Figure data in JSON
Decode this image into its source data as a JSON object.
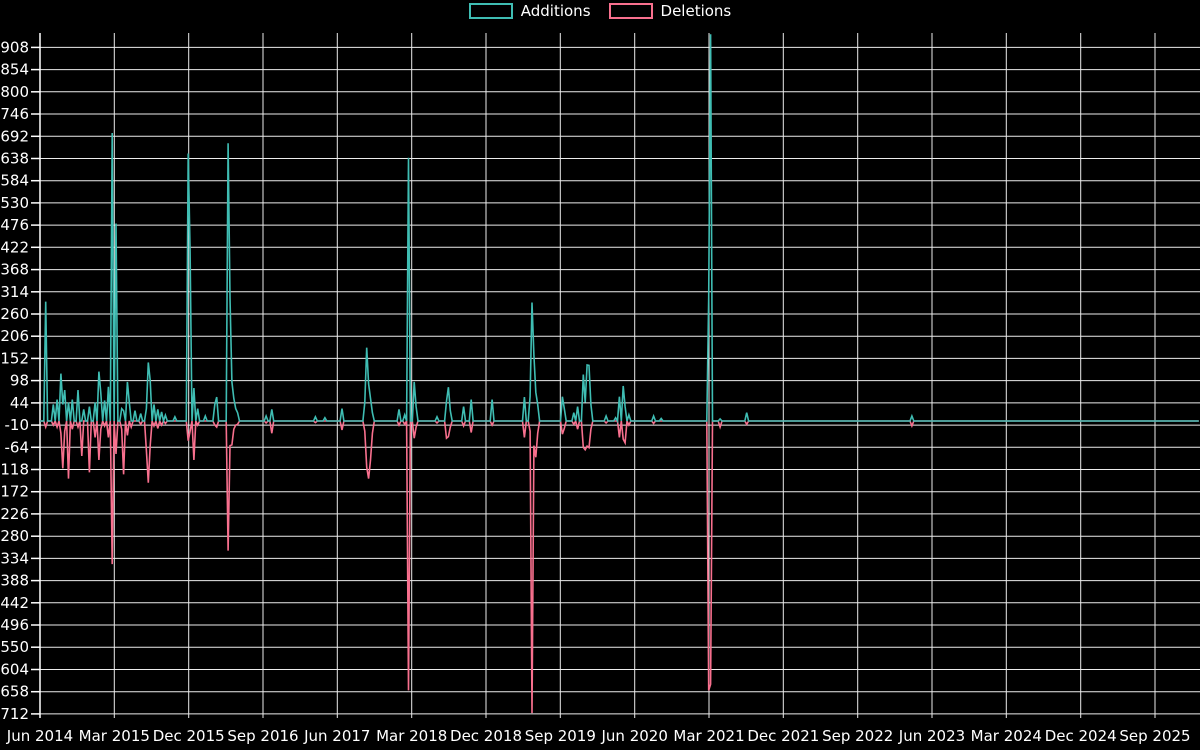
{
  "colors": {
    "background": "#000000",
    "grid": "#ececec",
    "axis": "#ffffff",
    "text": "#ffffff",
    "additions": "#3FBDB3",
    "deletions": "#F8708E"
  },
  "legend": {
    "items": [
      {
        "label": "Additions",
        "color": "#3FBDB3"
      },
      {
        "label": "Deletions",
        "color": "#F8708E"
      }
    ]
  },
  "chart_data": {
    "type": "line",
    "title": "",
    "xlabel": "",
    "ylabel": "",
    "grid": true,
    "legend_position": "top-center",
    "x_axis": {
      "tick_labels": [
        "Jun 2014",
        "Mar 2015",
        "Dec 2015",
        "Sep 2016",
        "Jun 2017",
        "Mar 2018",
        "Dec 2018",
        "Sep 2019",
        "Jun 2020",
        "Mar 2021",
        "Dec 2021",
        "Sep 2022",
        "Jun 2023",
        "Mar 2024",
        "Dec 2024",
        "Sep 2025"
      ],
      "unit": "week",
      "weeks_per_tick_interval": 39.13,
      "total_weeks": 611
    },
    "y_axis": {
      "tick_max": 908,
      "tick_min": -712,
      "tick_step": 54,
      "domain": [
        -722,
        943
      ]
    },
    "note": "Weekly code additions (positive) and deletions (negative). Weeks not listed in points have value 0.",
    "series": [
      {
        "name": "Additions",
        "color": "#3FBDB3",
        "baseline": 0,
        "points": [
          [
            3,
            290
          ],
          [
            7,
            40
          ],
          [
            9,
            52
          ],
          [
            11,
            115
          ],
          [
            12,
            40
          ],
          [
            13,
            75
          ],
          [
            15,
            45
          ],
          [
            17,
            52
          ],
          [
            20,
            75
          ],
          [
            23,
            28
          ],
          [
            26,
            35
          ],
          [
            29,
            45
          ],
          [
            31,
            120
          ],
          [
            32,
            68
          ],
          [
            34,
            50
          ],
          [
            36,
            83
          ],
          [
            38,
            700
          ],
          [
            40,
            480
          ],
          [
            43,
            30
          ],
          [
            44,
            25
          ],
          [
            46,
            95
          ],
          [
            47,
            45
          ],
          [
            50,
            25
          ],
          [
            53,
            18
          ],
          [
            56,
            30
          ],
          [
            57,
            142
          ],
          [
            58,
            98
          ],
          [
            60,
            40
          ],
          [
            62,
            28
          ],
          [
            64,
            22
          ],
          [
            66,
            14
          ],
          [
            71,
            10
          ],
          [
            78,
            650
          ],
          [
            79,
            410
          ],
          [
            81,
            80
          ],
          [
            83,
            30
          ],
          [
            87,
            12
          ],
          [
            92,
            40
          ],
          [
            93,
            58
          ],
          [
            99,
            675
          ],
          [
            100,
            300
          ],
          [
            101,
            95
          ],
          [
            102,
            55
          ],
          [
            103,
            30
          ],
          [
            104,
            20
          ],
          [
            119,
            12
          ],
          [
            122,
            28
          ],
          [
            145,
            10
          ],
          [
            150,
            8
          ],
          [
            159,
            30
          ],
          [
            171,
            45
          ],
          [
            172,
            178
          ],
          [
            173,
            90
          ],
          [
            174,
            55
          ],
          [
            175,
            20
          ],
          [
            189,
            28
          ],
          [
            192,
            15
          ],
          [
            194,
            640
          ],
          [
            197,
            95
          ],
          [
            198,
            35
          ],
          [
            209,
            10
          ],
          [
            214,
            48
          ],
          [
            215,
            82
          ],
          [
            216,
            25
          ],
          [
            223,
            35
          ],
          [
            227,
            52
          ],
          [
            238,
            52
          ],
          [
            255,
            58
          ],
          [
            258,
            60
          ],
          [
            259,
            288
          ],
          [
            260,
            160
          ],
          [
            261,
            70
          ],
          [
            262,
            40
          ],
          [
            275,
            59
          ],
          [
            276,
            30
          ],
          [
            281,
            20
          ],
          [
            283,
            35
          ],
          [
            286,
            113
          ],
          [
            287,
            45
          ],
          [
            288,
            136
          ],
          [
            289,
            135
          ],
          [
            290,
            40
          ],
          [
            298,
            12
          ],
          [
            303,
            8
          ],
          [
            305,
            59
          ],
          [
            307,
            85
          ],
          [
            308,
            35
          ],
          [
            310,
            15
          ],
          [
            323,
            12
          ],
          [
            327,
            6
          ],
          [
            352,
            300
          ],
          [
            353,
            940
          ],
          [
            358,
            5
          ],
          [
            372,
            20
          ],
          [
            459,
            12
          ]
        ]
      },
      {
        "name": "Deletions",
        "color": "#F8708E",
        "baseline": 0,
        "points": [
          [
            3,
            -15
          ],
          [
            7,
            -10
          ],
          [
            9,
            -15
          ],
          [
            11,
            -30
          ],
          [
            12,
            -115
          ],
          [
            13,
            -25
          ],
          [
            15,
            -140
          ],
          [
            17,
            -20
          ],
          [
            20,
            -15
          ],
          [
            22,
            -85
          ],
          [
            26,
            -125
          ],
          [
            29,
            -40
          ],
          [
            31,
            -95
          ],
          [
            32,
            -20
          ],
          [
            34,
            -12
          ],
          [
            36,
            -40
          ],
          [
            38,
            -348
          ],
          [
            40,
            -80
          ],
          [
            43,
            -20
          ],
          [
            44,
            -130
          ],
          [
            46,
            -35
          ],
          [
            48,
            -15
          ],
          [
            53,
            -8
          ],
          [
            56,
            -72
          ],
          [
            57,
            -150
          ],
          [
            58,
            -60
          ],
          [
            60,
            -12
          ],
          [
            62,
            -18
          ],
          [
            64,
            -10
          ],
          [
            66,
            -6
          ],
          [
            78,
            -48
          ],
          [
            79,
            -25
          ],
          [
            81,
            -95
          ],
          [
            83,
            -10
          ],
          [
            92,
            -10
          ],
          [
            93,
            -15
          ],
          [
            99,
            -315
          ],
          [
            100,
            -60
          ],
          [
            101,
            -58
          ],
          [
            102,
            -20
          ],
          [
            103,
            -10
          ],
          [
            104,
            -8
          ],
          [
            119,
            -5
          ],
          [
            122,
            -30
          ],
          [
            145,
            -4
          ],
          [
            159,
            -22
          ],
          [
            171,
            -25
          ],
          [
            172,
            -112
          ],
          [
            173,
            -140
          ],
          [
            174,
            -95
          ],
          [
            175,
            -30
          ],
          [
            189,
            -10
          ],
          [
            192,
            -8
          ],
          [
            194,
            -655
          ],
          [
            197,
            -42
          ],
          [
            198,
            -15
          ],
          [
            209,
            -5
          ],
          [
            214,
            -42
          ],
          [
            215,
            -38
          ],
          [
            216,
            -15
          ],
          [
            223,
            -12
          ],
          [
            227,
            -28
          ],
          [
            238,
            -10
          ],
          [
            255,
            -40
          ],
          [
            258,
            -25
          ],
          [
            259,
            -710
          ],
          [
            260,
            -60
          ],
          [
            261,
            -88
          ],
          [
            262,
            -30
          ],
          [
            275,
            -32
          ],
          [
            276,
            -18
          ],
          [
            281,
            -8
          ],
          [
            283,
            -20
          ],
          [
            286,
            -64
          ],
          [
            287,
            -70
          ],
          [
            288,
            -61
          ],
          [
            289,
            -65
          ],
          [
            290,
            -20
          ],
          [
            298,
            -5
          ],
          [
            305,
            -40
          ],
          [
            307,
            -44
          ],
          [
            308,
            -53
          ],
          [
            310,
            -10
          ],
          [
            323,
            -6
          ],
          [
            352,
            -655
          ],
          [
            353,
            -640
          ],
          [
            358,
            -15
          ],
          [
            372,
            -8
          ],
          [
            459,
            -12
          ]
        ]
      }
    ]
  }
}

==

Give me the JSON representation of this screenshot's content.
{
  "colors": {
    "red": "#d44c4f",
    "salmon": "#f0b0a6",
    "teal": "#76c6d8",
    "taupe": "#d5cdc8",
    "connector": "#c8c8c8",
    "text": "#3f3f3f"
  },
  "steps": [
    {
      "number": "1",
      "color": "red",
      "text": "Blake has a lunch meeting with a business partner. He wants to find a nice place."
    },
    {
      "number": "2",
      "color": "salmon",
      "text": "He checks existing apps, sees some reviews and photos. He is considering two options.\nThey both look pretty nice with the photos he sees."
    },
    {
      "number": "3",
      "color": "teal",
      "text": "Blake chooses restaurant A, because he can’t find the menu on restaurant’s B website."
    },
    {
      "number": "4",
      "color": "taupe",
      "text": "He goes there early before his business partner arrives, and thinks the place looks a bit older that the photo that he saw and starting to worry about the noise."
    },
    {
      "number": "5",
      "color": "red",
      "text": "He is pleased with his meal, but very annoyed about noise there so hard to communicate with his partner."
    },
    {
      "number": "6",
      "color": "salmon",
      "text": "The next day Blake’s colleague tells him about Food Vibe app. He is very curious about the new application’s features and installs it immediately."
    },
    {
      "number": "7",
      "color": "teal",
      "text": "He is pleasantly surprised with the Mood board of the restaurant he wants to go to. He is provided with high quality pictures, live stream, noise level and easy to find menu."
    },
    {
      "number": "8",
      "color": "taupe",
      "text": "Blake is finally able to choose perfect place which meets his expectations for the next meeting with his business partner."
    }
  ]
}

...

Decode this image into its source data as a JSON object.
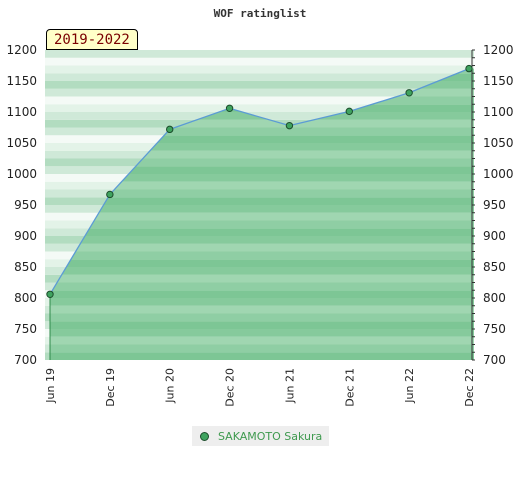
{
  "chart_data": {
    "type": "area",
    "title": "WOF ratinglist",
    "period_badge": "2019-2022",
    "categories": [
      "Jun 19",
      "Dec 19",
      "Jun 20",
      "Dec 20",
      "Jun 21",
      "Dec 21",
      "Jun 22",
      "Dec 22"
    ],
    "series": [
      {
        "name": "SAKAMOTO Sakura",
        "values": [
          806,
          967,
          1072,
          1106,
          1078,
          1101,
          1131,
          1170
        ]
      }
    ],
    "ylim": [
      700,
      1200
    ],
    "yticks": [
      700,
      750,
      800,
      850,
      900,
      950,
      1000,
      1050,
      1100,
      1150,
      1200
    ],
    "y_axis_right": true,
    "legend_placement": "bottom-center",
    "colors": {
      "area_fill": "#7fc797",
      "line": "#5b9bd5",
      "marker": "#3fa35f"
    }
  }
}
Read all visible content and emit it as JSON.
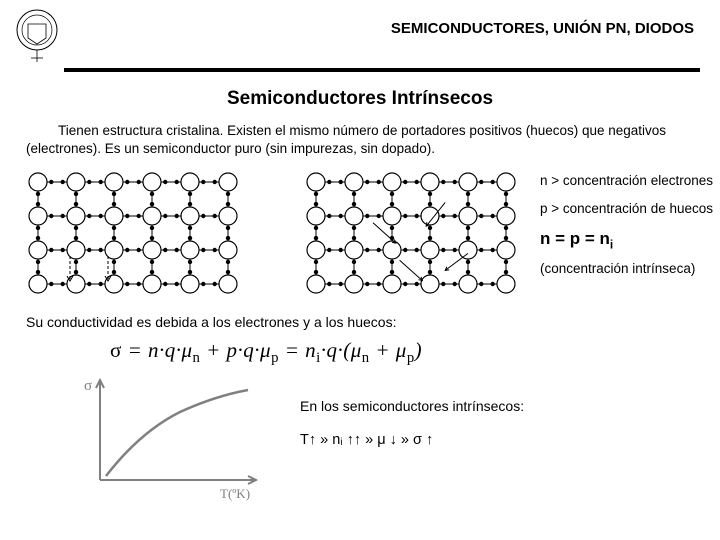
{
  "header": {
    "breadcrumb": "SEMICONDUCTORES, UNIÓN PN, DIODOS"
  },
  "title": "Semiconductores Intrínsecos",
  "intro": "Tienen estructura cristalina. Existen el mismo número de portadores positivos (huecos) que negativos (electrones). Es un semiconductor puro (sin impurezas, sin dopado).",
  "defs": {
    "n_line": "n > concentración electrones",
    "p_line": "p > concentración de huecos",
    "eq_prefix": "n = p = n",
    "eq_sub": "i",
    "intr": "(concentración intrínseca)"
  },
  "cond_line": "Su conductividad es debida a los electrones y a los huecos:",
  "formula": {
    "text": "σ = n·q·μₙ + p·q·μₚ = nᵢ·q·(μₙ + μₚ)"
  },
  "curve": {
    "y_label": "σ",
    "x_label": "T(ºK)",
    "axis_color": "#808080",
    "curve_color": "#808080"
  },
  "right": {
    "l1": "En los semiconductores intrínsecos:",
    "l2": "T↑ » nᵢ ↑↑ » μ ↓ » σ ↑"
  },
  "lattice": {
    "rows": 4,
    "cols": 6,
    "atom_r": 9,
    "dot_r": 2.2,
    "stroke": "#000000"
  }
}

SHORT TASK:
Go through the listing above and list every line that has the word "restaurant".

RESULT FOR THIS TASK:
      "text": "Blake chooses restaurant A, because he can’t find the menu on restaurant’s B website."
      "text": "He is pleasantly surprised with the Mood board of the restaurant he wants to go to. He is provided with high quality pictures, live stream, noise level and easy to find menu."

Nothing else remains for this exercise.